━━━━━ EXCERPTED RECORDS

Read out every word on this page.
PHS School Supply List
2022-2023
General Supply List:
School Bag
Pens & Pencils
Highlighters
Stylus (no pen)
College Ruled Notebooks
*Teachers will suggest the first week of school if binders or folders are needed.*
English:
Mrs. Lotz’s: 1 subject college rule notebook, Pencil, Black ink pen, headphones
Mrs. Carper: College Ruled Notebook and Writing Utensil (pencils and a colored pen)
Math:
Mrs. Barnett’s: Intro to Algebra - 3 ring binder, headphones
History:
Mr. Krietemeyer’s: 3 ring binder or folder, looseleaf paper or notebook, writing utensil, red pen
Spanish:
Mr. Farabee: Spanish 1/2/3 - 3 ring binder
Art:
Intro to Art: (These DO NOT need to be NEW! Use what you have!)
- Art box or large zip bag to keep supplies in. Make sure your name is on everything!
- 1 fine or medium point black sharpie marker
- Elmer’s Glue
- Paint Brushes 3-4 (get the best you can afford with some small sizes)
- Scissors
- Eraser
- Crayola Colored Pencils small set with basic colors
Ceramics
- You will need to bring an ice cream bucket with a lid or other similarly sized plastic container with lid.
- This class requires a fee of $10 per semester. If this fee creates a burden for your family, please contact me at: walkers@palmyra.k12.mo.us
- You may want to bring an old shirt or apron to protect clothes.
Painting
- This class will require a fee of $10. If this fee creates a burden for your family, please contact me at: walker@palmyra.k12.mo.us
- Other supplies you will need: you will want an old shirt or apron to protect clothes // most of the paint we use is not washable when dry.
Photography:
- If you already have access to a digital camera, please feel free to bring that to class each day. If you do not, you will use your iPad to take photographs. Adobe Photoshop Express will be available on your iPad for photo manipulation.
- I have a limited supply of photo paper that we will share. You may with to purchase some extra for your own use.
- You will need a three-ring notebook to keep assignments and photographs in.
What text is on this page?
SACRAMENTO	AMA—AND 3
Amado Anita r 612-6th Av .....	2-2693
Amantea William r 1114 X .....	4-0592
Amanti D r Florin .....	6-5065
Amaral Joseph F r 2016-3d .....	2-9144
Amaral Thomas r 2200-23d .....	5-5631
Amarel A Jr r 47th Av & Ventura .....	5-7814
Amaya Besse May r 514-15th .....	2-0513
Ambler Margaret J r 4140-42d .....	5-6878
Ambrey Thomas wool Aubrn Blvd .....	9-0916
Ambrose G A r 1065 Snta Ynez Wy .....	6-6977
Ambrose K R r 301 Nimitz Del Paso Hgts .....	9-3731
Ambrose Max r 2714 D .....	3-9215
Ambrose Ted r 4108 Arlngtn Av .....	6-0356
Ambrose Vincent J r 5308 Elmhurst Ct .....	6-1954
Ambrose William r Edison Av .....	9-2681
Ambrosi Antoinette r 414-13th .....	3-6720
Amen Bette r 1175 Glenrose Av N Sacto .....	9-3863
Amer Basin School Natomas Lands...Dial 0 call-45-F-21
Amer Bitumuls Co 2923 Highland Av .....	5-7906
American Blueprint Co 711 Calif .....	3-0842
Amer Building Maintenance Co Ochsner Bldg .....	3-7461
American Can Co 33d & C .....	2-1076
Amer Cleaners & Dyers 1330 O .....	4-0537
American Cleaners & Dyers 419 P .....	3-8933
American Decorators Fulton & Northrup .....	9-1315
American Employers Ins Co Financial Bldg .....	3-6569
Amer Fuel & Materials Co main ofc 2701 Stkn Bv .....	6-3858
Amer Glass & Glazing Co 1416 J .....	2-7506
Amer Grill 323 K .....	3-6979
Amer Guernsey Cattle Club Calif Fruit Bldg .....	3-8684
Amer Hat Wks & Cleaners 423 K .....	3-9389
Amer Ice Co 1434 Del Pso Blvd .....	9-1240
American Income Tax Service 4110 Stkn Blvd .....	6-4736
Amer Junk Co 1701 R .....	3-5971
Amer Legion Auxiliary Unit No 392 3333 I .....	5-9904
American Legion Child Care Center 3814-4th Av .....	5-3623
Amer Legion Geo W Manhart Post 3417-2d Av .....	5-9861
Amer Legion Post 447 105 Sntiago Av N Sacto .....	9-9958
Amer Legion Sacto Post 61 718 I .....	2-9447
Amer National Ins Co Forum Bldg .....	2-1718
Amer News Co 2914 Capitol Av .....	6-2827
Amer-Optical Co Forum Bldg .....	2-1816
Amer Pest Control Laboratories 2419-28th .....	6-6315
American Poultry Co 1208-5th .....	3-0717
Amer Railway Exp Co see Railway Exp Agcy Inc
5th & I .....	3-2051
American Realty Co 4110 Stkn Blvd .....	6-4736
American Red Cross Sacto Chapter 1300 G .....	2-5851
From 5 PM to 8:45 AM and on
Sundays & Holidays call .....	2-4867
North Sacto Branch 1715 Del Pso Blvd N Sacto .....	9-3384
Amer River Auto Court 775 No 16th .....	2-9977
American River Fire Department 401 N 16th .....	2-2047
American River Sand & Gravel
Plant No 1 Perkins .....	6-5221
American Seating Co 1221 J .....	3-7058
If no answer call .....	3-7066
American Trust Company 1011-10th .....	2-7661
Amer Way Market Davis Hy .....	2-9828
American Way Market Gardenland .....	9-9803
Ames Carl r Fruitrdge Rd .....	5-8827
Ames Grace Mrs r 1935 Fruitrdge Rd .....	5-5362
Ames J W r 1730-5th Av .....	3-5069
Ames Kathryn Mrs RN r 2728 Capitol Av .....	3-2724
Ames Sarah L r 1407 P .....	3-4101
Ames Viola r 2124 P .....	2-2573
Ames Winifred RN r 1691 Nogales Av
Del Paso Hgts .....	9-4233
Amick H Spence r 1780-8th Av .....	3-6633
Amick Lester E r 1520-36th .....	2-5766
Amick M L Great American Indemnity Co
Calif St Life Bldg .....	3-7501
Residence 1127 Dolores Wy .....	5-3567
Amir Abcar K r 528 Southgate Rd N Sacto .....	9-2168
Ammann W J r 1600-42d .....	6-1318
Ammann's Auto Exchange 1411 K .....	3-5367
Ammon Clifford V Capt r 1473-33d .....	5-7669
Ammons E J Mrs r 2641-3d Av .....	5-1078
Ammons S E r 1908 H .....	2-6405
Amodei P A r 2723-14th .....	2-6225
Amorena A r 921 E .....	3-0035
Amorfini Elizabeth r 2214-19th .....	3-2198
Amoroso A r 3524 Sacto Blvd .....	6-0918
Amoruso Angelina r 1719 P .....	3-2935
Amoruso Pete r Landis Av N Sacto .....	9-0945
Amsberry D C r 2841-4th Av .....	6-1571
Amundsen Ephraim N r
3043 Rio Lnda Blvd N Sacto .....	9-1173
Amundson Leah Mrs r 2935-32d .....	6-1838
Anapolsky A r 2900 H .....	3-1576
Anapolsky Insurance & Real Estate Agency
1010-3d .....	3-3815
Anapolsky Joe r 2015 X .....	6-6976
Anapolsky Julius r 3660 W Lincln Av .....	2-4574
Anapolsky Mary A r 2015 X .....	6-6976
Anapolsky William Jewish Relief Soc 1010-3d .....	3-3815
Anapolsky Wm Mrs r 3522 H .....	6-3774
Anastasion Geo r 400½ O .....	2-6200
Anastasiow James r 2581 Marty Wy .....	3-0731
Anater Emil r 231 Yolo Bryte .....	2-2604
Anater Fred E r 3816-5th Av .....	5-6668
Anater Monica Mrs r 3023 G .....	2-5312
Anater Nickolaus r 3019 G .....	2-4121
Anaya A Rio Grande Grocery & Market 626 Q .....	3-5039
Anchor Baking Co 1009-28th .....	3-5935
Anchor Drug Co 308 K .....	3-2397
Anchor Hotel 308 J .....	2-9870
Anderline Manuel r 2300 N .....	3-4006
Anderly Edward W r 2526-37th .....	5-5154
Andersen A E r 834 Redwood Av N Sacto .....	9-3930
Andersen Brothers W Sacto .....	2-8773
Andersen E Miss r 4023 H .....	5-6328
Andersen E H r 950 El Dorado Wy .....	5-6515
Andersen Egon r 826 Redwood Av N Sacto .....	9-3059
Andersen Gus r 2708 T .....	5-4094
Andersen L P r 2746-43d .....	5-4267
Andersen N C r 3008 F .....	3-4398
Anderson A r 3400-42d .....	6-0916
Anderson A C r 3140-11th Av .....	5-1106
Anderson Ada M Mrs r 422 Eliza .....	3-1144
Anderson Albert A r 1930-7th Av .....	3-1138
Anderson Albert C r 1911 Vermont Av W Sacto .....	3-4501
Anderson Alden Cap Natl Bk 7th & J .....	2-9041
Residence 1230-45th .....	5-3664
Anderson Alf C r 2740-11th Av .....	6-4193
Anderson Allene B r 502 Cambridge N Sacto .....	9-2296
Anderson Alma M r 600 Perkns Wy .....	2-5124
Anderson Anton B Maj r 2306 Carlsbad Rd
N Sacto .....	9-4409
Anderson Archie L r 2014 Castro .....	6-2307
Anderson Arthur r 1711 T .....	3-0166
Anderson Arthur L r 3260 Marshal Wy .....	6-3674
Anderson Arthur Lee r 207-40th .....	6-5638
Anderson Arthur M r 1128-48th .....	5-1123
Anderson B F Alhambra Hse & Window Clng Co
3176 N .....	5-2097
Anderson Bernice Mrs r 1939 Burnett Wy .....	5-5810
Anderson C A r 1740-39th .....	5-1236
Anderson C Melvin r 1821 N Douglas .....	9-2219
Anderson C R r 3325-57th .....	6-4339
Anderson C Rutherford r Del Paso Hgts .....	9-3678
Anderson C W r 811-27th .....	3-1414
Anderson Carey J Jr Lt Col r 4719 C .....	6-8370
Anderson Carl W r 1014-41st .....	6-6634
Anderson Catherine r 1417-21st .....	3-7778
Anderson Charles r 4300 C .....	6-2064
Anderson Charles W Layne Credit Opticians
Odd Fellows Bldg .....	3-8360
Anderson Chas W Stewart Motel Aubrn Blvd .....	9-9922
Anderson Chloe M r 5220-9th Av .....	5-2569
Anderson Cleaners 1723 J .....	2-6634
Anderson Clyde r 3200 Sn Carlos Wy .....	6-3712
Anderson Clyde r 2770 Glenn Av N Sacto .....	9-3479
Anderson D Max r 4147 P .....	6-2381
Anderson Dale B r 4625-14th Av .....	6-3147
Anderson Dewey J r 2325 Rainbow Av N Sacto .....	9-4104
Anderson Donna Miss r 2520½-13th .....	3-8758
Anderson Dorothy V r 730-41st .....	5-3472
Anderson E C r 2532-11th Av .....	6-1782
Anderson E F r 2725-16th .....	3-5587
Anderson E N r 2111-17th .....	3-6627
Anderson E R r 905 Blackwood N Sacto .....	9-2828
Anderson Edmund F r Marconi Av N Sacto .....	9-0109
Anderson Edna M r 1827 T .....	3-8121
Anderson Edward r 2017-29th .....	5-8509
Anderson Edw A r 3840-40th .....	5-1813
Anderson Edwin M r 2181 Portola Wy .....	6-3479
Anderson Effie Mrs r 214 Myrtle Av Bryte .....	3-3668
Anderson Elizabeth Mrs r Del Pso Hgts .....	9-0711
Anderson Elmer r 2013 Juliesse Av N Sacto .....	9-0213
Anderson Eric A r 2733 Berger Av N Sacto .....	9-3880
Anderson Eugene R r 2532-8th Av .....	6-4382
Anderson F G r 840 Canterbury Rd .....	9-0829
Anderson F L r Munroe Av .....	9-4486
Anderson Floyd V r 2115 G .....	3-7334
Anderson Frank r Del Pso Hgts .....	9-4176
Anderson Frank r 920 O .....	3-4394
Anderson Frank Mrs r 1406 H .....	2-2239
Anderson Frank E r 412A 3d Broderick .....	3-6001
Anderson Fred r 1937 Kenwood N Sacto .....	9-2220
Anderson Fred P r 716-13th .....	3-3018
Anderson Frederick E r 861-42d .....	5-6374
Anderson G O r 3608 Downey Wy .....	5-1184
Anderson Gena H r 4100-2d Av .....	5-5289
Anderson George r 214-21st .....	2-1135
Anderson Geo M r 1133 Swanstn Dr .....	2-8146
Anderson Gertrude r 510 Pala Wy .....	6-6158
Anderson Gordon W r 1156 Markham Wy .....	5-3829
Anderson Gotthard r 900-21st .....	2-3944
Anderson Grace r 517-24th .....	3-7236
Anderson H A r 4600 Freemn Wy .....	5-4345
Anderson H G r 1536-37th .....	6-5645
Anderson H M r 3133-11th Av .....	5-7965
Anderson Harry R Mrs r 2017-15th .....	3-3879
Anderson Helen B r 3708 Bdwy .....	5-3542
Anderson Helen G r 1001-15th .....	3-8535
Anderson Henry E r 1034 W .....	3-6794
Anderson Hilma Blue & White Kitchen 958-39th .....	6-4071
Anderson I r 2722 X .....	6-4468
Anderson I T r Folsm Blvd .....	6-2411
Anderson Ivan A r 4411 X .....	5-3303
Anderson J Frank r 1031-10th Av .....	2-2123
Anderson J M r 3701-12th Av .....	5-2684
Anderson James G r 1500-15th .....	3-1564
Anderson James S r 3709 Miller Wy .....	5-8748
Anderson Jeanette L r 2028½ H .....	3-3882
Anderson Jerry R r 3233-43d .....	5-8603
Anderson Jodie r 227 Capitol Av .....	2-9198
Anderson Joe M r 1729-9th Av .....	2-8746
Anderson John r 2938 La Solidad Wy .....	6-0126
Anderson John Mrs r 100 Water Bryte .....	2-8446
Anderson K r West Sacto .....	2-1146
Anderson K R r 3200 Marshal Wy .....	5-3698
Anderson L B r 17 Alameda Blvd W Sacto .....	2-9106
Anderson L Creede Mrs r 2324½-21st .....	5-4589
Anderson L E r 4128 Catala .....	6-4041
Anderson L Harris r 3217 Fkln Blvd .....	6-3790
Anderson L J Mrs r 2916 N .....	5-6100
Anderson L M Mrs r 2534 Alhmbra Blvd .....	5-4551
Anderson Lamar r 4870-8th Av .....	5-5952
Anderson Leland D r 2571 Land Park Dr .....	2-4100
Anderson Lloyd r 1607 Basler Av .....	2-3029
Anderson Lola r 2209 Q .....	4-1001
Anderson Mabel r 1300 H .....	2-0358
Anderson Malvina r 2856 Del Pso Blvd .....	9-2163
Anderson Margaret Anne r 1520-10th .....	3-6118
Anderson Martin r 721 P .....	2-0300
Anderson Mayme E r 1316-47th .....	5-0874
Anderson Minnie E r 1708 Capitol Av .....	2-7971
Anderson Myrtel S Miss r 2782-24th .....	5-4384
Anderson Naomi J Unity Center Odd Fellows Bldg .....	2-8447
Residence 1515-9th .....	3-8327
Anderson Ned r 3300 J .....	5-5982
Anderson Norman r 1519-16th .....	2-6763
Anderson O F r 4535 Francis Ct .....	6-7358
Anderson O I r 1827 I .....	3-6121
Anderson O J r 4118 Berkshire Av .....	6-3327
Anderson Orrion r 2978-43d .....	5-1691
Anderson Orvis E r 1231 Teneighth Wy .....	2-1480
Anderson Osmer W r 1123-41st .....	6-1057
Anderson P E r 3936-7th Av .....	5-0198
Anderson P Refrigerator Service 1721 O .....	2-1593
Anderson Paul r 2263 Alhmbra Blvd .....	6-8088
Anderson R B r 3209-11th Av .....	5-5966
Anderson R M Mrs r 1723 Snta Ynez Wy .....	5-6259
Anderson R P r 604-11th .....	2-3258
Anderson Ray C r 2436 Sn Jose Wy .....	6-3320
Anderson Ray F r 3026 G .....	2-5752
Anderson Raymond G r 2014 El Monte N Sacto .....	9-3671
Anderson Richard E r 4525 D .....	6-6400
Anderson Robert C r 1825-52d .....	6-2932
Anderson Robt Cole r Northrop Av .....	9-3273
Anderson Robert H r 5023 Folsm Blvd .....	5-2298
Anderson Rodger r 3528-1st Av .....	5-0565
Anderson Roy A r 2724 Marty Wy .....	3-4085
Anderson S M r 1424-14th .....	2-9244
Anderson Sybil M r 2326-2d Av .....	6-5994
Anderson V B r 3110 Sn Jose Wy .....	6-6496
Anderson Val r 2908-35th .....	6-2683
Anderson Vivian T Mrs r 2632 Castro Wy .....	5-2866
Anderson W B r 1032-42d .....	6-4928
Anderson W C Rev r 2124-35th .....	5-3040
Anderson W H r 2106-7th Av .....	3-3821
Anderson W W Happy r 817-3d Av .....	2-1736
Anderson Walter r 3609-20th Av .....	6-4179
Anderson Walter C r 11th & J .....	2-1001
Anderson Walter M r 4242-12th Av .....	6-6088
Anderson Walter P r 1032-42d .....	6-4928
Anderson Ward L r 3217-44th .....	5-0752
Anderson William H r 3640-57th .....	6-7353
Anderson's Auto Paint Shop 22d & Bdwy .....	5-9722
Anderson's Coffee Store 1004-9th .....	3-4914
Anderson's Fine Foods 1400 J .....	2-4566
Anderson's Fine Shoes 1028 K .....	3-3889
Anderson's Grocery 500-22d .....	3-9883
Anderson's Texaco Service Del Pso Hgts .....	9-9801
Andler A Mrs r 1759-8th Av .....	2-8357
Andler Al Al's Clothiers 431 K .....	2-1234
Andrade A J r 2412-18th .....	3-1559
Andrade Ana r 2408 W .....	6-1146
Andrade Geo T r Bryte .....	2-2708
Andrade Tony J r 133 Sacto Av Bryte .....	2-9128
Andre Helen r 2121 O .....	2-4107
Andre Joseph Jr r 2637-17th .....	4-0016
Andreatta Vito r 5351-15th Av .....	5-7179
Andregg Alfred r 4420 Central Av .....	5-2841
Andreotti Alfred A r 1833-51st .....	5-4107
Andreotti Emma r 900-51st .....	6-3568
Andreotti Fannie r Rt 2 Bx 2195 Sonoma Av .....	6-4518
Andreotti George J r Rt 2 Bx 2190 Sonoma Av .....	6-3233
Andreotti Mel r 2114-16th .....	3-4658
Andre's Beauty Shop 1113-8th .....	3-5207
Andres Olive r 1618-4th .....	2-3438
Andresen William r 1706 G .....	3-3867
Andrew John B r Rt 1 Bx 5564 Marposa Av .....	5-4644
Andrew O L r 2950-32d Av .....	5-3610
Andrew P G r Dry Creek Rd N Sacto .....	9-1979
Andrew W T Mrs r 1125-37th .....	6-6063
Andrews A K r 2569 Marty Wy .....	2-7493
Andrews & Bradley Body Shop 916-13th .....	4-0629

━━━━━━━━━━

__TASK REQUIREMENTS__
Find the lines containing "Edward" and list every one of them.

__RESULT__
Anderly Edward W r 2526-37th .....	5-5154
Anderson Edward r 2017-29th .....	5-8509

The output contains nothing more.